Out of the lines below, please list those that hold the string "Released".
= = =
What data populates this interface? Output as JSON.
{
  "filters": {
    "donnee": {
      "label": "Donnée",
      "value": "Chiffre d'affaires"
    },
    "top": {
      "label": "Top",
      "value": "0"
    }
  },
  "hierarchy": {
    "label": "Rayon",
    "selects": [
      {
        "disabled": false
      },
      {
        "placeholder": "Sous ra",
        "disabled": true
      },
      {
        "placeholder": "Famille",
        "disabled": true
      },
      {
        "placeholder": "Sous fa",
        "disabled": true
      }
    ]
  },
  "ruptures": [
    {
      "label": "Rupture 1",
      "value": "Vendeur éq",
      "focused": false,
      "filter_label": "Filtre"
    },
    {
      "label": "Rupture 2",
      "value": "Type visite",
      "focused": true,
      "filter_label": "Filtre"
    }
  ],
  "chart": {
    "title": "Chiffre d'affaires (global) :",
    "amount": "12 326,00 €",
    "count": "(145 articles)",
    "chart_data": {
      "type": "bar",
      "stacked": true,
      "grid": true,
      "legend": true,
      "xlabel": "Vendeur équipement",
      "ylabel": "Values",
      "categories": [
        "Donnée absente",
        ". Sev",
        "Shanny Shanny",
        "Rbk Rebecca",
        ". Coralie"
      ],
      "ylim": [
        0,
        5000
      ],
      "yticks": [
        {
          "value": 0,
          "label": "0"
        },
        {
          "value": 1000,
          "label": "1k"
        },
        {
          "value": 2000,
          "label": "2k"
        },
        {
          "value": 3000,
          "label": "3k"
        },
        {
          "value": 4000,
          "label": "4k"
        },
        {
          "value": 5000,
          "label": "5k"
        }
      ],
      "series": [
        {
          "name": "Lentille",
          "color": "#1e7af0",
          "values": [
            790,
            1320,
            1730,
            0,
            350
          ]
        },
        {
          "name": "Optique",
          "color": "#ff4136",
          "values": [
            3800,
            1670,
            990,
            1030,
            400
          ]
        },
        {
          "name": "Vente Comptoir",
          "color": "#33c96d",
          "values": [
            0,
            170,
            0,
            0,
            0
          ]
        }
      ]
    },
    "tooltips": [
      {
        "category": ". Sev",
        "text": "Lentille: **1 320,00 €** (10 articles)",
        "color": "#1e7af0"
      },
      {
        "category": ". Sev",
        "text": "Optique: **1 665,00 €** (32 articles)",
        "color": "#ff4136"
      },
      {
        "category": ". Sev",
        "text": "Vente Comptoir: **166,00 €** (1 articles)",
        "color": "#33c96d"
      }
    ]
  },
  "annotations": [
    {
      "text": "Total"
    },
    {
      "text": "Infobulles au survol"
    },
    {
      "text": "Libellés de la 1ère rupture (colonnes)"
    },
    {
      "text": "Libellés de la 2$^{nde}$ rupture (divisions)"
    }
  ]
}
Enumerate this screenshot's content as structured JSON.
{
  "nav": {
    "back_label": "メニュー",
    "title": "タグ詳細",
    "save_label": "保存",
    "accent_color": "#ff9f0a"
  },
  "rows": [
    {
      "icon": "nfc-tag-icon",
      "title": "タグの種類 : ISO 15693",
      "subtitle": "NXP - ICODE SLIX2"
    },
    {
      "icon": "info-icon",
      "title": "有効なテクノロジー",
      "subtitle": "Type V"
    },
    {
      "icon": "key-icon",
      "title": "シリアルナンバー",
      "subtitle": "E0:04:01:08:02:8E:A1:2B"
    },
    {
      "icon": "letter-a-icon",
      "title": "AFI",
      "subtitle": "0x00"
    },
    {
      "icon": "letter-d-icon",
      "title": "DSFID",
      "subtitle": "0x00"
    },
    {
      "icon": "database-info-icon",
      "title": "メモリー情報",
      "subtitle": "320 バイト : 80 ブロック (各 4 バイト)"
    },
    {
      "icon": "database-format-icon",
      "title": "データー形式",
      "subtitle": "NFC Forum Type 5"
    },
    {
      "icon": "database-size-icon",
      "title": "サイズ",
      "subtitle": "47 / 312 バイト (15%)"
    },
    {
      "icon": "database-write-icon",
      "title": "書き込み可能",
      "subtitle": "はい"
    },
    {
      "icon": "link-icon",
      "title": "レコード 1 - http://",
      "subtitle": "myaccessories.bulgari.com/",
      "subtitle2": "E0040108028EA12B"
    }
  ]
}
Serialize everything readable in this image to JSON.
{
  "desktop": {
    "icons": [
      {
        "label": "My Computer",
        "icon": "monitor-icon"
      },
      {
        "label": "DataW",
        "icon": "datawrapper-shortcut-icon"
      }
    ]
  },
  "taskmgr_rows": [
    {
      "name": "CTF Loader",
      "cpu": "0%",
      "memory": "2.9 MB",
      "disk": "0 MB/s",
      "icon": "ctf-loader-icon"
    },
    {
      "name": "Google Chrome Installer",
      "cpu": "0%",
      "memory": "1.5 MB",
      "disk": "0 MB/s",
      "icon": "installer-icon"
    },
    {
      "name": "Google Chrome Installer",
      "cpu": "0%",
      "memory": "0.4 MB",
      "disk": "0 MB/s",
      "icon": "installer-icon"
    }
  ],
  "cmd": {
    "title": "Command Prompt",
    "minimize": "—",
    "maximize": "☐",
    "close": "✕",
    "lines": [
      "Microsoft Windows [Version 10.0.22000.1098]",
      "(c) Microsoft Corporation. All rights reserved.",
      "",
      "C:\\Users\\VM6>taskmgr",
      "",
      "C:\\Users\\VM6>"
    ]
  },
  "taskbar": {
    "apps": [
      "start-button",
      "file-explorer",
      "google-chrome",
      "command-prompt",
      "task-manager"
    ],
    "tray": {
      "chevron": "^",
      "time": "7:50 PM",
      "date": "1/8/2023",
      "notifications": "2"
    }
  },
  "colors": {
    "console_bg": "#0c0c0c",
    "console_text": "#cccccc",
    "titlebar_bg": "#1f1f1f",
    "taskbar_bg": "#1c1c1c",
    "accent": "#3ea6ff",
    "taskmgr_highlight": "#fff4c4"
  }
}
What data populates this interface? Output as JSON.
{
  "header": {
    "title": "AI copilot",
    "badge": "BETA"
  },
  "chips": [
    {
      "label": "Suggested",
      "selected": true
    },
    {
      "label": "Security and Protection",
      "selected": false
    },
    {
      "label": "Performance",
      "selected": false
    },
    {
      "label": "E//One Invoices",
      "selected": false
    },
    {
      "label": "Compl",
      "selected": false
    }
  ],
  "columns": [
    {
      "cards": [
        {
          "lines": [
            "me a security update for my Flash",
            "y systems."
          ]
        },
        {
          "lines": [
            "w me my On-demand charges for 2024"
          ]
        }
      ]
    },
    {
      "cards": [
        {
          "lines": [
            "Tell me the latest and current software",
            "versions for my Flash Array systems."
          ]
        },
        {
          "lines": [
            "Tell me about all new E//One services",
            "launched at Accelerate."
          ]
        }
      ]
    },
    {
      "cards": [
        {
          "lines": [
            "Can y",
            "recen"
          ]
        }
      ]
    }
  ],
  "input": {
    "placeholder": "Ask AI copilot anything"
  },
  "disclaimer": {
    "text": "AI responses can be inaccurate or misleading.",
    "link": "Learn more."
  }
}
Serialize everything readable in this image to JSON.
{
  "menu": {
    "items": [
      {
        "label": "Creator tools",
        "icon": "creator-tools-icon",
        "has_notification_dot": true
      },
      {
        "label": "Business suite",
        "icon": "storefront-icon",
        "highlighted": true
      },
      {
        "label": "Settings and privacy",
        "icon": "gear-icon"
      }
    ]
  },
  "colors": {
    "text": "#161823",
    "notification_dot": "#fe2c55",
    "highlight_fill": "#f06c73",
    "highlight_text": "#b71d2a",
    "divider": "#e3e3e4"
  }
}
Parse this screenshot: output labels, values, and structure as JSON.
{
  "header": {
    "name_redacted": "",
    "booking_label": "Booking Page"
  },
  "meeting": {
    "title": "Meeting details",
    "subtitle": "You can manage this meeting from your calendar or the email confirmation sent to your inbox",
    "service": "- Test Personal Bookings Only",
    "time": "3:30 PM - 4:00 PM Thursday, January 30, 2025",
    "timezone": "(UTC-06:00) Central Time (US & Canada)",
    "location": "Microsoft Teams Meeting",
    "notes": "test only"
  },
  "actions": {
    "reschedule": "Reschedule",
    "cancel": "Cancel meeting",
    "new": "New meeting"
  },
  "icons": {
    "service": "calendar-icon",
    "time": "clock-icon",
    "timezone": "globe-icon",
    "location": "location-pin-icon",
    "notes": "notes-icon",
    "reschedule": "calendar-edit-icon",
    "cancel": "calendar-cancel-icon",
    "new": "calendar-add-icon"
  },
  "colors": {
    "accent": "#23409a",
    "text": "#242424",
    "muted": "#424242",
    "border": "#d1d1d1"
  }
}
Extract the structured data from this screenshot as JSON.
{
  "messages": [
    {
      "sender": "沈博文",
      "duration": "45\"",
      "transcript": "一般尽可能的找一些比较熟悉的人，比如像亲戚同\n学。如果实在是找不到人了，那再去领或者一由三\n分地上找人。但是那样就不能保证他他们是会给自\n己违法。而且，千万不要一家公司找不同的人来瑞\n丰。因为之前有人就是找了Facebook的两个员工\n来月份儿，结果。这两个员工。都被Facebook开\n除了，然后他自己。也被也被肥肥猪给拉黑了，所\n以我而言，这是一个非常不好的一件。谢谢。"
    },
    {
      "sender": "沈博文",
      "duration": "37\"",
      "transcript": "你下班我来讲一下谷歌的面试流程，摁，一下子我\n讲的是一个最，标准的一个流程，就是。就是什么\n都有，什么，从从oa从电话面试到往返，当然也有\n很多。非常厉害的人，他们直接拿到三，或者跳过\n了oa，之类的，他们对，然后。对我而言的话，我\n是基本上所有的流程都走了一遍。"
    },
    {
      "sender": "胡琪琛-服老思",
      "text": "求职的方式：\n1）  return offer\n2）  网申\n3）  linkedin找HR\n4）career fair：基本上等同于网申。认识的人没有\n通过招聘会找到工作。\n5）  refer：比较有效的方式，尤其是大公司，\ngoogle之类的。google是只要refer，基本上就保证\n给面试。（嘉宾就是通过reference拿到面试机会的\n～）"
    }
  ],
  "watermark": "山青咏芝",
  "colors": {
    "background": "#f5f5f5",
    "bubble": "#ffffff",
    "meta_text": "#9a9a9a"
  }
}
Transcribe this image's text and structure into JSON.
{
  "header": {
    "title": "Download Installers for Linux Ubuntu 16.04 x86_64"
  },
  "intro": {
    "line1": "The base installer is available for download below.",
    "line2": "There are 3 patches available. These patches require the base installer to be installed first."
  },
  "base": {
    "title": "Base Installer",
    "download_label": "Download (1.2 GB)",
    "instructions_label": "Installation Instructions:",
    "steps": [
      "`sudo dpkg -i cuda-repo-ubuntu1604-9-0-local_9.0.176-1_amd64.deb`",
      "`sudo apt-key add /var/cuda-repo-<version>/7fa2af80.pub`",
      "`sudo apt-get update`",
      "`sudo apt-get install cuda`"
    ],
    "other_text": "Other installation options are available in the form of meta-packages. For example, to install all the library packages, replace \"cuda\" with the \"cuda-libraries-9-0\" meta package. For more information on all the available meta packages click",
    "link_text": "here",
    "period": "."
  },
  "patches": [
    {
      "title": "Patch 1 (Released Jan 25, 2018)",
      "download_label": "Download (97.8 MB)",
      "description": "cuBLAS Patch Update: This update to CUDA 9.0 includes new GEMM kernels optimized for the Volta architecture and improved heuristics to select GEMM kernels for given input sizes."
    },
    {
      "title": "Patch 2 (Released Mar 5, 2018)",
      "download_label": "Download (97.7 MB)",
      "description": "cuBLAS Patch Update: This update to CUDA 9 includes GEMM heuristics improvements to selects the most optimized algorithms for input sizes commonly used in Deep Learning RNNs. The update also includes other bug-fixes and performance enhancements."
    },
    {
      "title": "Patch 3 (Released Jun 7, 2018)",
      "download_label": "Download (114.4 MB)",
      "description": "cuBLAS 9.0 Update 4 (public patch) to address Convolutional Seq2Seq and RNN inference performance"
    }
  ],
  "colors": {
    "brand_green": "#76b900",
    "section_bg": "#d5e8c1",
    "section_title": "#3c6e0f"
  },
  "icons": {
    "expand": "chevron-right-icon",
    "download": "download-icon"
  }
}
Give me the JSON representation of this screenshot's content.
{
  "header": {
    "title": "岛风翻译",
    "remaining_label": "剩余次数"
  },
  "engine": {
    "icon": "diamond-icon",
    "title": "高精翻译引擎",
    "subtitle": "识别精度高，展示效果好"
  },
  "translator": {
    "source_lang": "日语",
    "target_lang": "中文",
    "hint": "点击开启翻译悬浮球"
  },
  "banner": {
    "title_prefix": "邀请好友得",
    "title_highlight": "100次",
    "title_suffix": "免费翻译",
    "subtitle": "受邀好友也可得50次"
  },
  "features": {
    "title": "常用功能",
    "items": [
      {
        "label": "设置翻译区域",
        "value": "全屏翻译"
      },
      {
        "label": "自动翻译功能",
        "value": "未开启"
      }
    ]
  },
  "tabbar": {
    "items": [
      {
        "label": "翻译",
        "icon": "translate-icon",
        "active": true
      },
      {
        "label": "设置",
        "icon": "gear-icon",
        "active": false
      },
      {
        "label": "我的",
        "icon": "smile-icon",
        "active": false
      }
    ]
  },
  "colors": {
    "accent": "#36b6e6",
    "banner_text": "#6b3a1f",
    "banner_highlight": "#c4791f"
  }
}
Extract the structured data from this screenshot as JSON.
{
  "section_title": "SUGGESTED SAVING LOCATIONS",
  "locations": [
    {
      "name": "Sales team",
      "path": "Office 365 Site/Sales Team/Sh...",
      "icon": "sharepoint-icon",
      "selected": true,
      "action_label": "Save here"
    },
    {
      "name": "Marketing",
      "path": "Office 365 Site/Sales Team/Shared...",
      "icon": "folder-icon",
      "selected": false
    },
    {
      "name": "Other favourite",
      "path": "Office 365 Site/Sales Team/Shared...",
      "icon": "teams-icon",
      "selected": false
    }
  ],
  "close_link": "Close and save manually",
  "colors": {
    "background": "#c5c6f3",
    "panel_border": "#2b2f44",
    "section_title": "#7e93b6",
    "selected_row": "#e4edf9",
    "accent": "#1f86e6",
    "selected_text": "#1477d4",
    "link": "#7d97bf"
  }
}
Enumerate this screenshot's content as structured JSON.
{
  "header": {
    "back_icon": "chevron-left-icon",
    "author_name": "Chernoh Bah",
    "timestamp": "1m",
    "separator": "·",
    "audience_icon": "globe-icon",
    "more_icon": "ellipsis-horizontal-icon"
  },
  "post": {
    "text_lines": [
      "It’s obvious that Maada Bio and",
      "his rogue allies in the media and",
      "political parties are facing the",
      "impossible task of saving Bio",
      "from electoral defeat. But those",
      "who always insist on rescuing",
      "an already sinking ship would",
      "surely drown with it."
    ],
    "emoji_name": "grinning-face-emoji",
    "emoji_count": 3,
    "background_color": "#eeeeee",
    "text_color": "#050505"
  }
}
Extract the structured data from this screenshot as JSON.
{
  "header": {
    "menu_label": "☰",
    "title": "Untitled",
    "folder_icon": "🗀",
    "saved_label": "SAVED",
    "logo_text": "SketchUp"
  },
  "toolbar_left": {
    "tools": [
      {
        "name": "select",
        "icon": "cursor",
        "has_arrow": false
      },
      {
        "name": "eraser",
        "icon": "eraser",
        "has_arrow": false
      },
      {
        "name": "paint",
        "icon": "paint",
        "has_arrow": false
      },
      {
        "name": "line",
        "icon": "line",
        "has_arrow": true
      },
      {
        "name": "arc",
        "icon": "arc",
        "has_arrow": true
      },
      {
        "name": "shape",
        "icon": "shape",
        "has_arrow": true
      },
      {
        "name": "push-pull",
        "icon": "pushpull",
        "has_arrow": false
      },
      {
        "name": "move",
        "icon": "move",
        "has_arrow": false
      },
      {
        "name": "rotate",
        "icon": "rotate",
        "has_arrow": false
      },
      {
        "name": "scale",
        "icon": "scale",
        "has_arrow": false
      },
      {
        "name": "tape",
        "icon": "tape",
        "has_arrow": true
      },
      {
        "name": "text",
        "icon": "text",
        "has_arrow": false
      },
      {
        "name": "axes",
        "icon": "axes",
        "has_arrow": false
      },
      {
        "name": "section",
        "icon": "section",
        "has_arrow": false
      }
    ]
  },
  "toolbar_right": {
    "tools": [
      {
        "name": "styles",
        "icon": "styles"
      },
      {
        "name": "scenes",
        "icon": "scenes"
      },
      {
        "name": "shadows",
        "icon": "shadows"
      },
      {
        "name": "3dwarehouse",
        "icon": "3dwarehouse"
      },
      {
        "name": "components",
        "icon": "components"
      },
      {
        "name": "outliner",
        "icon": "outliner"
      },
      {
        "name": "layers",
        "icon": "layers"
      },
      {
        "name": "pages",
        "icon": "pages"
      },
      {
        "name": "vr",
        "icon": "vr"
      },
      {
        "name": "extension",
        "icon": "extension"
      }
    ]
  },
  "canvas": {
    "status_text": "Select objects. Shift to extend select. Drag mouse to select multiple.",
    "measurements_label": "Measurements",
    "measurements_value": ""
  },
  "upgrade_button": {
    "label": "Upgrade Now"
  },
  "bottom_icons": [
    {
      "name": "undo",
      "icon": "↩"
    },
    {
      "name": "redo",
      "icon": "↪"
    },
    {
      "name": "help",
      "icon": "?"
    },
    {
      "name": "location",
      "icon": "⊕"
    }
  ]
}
= = =
• EXPECTED OUTPUT:
      "title": "Patch 1 (Released Jan 25, 2018)",
      "title": "Patch 2 (Released Mar 5, 2018)",
      "title": "Patch 3 (Released Jun 7, 2018)",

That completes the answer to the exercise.